═══ MATERIALS PROVIDED ═══
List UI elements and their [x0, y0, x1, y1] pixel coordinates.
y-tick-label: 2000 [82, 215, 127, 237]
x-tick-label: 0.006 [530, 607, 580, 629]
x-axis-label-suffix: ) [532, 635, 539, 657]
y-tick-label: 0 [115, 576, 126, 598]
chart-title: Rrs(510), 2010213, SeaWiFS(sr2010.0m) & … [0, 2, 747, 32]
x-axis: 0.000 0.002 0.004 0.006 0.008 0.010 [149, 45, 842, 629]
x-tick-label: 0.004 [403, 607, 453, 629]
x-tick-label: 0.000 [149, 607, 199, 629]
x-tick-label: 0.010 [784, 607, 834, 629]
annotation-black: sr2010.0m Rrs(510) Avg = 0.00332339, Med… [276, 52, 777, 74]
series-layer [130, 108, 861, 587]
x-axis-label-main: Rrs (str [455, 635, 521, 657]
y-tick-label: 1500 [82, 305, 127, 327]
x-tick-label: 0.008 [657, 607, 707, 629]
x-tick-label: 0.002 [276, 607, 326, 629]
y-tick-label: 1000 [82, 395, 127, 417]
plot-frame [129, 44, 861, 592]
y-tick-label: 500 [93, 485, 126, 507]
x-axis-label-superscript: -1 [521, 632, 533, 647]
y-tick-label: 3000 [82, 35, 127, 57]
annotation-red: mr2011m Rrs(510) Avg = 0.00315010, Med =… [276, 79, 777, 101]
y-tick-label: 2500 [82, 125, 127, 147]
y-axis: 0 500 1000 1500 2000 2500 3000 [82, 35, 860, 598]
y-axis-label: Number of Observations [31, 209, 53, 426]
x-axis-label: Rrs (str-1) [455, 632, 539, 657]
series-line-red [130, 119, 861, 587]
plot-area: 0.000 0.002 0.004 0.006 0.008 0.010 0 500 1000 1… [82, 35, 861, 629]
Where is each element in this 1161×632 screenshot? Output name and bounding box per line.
═══
═══ MATERIALS PROVIDED ═══
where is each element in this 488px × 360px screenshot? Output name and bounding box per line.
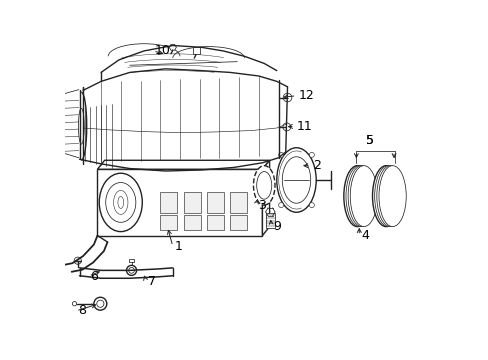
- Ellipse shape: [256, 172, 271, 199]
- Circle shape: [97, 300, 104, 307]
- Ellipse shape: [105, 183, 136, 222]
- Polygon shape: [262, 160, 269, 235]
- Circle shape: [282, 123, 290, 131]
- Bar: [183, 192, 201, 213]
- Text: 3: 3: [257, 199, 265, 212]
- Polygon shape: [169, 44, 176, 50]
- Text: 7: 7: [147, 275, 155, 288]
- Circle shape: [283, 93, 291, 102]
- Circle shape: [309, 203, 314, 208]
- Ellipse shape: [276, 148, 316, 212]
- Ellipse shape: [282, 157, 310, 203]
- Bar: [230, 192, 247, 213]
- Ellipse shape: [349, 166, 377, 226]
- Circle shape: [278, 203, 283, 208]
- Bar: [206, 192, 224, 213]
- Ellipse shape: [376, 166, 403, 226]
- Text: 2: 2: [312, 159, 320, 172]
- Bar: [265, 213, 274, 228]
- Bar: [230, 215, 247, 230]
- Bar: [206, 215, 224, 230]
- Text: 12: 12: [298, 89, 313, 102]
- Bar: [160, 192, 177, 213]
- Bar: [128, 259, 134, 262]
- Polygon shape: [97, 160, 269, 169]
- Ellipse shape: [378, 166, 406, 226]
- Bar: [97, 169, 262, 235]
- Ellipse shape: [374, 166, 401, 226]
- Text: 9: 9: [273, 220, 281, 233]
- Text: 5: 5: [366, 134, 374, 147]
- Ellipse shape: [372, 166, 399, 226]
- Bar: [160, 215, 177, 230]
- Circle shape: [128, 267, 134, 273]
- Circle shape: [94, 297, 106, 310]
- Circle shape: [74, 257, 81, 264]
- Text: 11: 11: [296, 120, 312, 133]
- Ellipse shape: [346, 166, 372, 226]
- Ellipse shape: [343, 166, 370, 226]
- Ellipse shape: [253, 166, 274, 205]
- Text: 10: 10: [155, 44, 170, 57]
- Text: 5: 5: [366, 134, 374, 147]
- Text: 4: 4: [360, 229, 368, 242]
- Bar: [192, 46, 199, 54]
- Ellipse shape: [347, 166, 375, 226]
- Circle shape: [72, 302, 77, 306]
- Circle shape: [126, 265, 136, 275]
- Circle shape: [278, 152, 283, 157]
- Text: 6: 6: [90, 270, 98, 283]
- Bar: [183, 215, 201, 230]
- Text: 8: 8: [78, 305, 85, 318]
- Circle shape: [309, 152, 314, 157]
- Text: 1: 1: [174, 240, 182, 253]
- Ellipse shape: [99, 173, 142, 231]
═══
--- WRITTEN TASK ---
Reproduce verbatim the lines from the line containing "List UI elements" to the line containing "x-tick-label: 0.010 [784, 607, 834, 629]", including both of those lines.

--- OUTPUT FOR THIS EXERCISE ---
List UI elements and their [x0, y0, x1, y1] pixel coordinates.
y-tick-label: 2000 [82, 215, 127, 237]
x-tick-label: 0.006 [530, 607, 580, 629]
x-axis-label-suffix: ) [532, 635, 539, 657]
y-tick-label: 0 [115, 576, 126, 598]
chart-title: Rrs(510), 2010213, SeaWiFS(sr2010.0m) & … [0, 2, 747, 32]
x-axis: 0.000 0.002 0.004 0.006 0.008 0.010 [149, 45, 842, 629]
x-tick-label: 0.004 [403, 607, 453, 629]
x-tick-label: 0.000 [149, 607, 199, 629]
x-tick-label: 0.010 [784, 607, 834, 629]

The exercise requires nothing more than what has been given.